**AIM**:
Output the data exactly, with every line intact.

**STORED DATA**:
_____
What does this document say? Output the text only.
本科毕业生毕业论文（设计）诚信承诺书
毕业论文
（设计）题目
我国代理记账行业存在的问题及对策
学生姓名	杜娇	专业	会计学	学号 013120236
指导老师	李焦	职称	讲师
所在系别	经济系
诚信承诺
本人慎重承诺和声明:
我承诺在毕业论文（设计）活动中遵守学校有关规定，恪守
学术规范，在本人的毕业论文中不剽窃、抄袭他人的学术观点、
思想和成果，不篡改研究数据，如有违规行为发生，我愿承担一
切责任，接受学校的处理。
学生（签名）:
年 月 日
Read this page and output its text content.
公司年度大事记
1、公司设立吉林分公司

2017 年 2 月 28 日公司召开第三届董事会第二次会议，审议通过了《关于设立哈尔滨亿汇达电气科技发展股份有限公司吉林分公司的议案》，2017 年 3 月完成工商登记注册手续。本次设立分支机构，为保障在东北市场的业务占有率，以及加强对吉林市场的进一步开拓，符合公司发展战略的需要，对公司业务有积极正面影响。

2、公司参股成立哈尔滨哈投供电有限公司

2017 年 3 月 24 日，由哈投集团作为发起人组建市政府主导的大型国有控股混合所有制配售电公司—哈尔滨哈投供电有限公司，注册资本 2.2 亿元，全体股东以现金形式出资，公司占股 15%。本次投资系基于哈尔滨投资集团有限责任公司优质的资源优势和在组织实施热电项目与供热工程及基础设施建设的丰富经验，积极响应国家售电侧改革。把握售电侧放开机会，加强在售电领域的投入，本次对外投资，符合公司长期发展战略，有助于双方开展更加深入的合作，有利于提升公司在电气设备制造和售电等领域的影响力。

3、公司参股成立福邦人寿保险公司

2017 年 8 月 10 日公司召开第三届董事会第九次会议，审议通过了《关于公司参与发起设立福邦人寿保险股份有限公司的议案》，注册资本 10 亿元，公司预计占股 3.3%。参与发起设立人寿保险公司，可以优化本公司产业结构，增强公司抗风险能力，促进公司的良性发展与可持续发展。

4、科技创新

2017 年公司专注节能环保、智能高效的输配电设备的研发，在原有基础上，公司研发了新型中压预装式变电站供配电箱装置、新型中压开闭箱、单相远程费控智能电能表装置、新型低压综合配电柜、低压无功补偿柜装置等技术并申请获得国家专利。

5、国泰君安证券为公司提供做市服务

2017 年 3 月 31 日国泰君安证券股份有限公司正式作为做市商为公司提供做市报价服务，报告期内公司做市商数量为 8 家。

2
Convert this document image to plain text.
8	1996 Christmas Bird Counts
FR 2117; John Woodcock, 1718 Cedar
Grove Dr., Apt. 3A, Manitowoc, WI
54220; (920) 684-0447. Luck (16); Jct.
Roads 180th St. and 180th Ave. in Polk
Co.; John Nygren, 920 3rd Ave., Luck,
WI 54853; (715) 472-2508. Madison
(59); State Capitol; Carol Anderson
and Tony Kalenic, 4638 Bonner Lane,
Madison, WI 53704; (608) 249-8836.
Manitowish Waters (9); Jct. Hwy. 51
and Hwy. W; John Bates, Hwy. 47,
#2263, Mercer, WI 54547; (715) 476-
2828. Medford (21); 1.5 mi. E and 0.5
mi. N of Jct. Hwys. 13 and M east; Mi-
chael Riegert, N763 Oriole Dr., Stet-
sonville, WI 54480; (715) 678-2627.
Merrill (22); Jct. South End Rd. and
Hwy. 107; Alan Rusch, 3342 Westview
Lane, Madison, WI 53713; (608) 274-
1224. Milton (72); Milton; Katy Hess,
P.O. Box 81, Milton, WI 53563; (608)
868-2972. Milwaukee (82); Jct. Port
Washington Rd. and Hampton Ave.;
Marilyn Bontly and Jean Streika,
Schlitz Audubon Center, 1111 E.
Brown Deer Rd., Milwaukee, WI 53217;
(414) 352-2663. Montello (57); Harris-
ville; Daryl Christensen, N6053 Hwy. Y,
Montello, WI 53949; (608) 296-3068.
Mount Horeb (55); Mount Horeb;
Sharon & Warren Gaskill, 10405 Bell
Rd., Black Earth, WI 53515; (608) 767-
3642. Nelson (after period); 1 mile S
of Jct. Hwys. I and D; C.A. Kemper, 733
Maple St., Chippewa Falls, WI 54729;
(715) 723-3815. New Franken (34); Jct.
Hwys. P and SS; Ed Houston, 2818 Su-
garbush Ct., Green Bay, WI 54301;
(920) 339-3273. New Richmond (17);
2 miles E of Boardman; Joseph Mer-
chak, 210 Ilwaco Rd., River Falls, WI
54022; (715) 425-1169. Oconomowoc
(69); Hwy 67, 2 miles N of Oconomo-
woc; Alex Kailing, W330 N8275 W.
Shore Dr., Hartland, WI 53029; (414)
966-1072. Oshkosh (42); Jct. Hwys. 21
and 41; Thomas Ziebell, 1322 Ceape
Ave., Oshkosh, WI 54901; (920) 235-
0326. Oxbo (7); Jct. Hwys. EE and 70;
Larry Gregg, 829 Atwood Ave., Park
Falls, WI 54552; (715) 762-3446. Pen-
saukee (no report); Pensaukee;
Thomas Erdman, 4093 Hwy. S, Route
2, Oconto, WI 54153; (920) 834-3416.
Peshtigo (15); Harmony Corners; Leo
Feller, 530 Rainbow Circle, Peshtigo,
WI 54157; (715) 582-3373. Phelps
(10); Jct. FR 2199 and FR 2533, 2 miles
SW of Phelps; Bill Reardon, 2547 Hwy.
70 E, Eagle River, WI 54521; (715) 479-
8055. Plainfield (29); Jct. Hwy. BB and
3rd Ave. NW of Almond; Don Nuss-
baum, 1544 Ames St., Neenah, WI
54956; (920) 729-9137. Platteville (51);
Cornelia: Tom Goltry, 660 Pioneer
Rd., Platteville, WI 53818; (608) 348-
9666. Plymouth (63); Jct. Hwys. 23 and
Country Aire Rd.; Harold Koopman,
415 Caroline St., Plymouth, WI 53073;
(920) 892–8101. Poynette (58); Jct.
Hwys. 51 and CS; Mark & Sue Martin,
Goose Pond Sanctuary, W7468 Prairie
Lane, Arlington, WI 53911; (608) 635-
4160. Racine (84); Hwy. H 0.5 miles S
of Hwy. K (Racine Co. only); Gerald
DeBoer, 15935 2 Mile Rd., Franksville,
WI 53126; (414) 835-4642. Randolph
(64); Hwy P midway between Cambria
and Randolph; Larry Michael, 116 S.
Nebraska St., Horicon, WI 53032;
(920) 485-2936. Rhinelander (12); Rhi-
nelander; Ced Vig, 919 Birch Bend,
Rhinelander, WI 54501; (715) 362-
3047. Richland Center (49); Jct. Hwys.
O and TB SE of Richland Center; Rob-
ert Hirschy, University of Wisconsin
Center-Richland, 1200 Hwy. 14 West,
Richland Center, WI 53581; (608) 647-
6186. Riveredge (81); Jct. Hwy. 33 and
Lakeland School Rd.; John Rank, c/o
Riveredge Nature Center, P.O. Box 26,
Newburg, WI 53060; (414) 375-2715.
_____
**OUTPUT OF THE EXERCISE**:
What does this document say? Output the text only.
本科毕业生毕业论文（设计）诚信承诺书
毕业论文
（设计）题目
我国代理记账行业存在的问题及对策
学生姓名	杜娇	专业	会计学	学号 013120236
指导老师	李焦	职称	讲师
所在系别	经济系
诚信承诺
本人慎重承诺和声明:
我承诺在毕业论文（设计）活动中遵守学校有关规定，恪守
学术规范，在本人的毕业论文中不剽窃、抄袭他人的学术观点、
思想和成果，不篡改研究数据，如有违规行为发生，我愿承担一
切责任，接受学校的处理。
学生（签名）:
年 月 日
Read this page and output its text content.
公司年度大事记
1、公司设立吉林分公司

2017 年 2 月 28 日公司召开第三届董事会第二次会议，审议通过了《关于设立哈尔滨亿汇达电气科技发展股份有限公司吉林分公司的议案》，2017 年 3 月完成工商登记注册手续。本次设立分支机构，为保障在东北市场的业务占有率，以及加强对吉林市场的进一步开拓，符合公司发展战略的需要，对公司业务有积极正面影响。

2、公司参股成立哈尔滨哈投供电有限公司

2017 年 3 月 24 日，由哈投集团作为发起人组建市政府主导的大型国有控股混合所有制配售电公司—哈尔滨哈投供电有限公司，注册资本 2.2 亿元，全体股东以现金形式出资，公司占股 15%。本次投资系基于哈尔滨投资集团有限责任公司优质的资源优势和在组织实施热电项目与供热工程及基础设施建设的丰富经验，积极响应国家售电侧改革。把握售电侧放开机会，加强在售电领域的投入，本次对外投资，符合公司长期发展战略，有助于双方开展更加深入的合作，有利于提升公司在电气设备制造和售电等领域的影响力。

3、公司参股成立福邦人寿保险公司

2017 年 8 月 10 日公司召开第三届董事会第九次会议，审议通过了《关于公司参与发起设立福邦人寿保险股份有限公司的议案》，注册资本 10 亿元，公司预计占股 3.3%。参与发起设立人寿保险公司，可以优化本公司产业结构，增强公司抗风险能力，促进公司的良性发展与可持续发展。

4、科技创新

2017 年公司专注节能环保、智能高效的输配电设备的研发，在原有基础上，公司研发了新型中压预装式变电站供配电箱装置、新型中压开闭箱、单相远程费控智能电能表装置、新型低压综合配电柜、低压无功补偿柜装置等技术并申请获得国家专利。

5、国泰君安证券为公司提供做市服务

2017 年 3 月 31 日国泰君安证券股份有限公司正式作为做市商为公司提供做市报价服务，报告期内公司做市商数量为 8 家。

2
Convert this document image to plain text.
8	1996 Christmas Bird Counts
FR 2117; John Woodcock, 1718 Cedar
Grove Dr., Apt. 3A, Manitowoc, WI
54220; (920) 684-0447. Luck (16); Jct.
Roads 180th St. and 180th Ave. in Polk
Co.; John Nygren, 920 3rd Ave., Luck,
WI 54853; (715) 472-2508. Madison
(59); State Capitol; Carol Anderson
and Tony Kalenic, 4638 Bonner Lane,
Madison, WI 53704; (608) 249-8836.
Manitowish Waters (9); Jct. Hwy. 51
and Hwy. W; John Bates, Hwy. 47,
#2263, Mercer, WI 54547; (715) 476-
2828. Medford (21); 1.5 mi. E and 0.5
mi. N of Jct. Hwys. 13 and M east; Mi-
chael Riegert, N763 Oriole Dr., Stet-
sonville, WI 54480; (715) 678-2627.
Merrill (22); Jct. South End Rd. and
Hwy. 107; Alan Rusch, 3342 Westview
Lane, Madison, WI 53713; (608) 274-
1224. Milton (72); Milton; Katy Hess,
P.O. Box 81, Milton, WI 53563; (608)
868-2972. Milwaukee (82); Jct. Port
Washington Rd. and Hampton Ave.;
Marilyn Bontly and Jean Streika,
Schlitz Audubon Center, 1111 E.
Brown Deer Rd., Milwaukee, WI 53217;
(414) 352-2663. Montello (57); Harris-
ville; Daryl Christensen, N6053 Hwy. Y,
Montello, WI 53949; (608) 296-3068.
Mount Horeb (55); Mount Horeb;
Sharon & Warren Gaskill, 10405 Bell
Rd., Black Earth, WI 53515; (608) 767-
3642. Nelson (after period); 1 mile S
of Jct. Hwys. I and D; C.A. Kemper, 733
Maple St., Chippewa Falls, WI 54729;
(715) 723-3815. New Franken (34); Jct.
Hwys. P and SS; Ed Houston, 2818 Su-
garbush Ct., Green Bay, WI 54301;
(920) 339-3273. New Richmond (17);
2 miles E of Boardman; Joseph Mer-
chak, 210 Ilwaco Rd., River Falls, WI
54022; (715) 425-1169. Oconomowoc
(69); Hwy 67, 2 miles N of Oconomo-
woc; Alex Kailing, W330 N8275 W.
Shore Dr., Hartland, WI 53029; (414)
966-1072. Oshkosh (42); Jct. Hwys. 21
and 41; Thomas Ziebell, 1322 Ceape
Ave., Oshkosh, WI 54901; (920) 235-
0326. Oxbo (7); Jct. Hwys. EE and 70;
Larry Gregg, 829 Atwood Ave., Park
Falls, WI 54552; (715) 762-3446. Pen-
saukee (no report); Pensaukee;
Thomas Erdman, 4093 Hwy. S, Route
2, Oconto, WI 54153; (920) 834-3416.
Peshtigo (15); Harmony Corners; Leo
Feller, 530 Rainbow Circle, Peshtigo,
WI 54157; (715) 582-3373. Phelps
(10); Jct. FR 2199 and FR 2533, 2 miles
SW of Phelps; Bill Reardon, 2547 Hwy.
70 E, Eagle River, WI 54521; (715) 479-
8055. Plainfield (29); Jct. Hwy. BB and
3rd Ave. NW of Almond; Don Nuss-
baum, 1544 Ames St., Neenah, WI
54956; (920) 729-9137. Platteville (51);
Cornelia: Tom Goltry, 660 Pioneer
Rd., Platteville, WI 53818; (608) 348-
9666. Plymouth (63); Jct. Hwys. 23 and
Country Aire Rd.; Harold Koopman,
415 Caroline St., Plymouth, WI 53073;
(920) 892–8101. Poynette (58); Jct.
Hwys. 51 and CS; Mark & Sue Martin,
Goose Pond Sanctuary, W7468 Prairie
Lane, Arlington, WI 53911; (608) 635-
4160. Racine (84); Hwy. H 0.5 miles S
of Hwy. K (Racine Co. only); Gerald
DeBoer, 15935 2 Mile Rd., Franksville,
WI 53126; (414) 835-4642. Randolph
(64); Hwy P midway between Cambria
and Randolph; Larry Michael, 116 S.
Nebraska St., Horicon, WI 53032;
(920) 485-2936. Rhinelander (12); Rhi-
nelander; Ced Vig, 919 Birch Bend,
Rhinelander, WI 54501; (715) 362-
3047. Richland Center (49); Jct. Hwys.
O and TB SE of Richland Center; Rob-
ert Hirschy, University of Wisconsin
Center-Richland, 1200 Hwy. 14 West,
Richland Center, WI 53581; (608) 647-
6186. Riveredge (81); Jct. Hwy. 33 and
Lakeland School Rd.; John Rank, c/o
Riveredge Nature Center, P.O. Box 26,
Newburg, WI 53060; (414) 375-2715.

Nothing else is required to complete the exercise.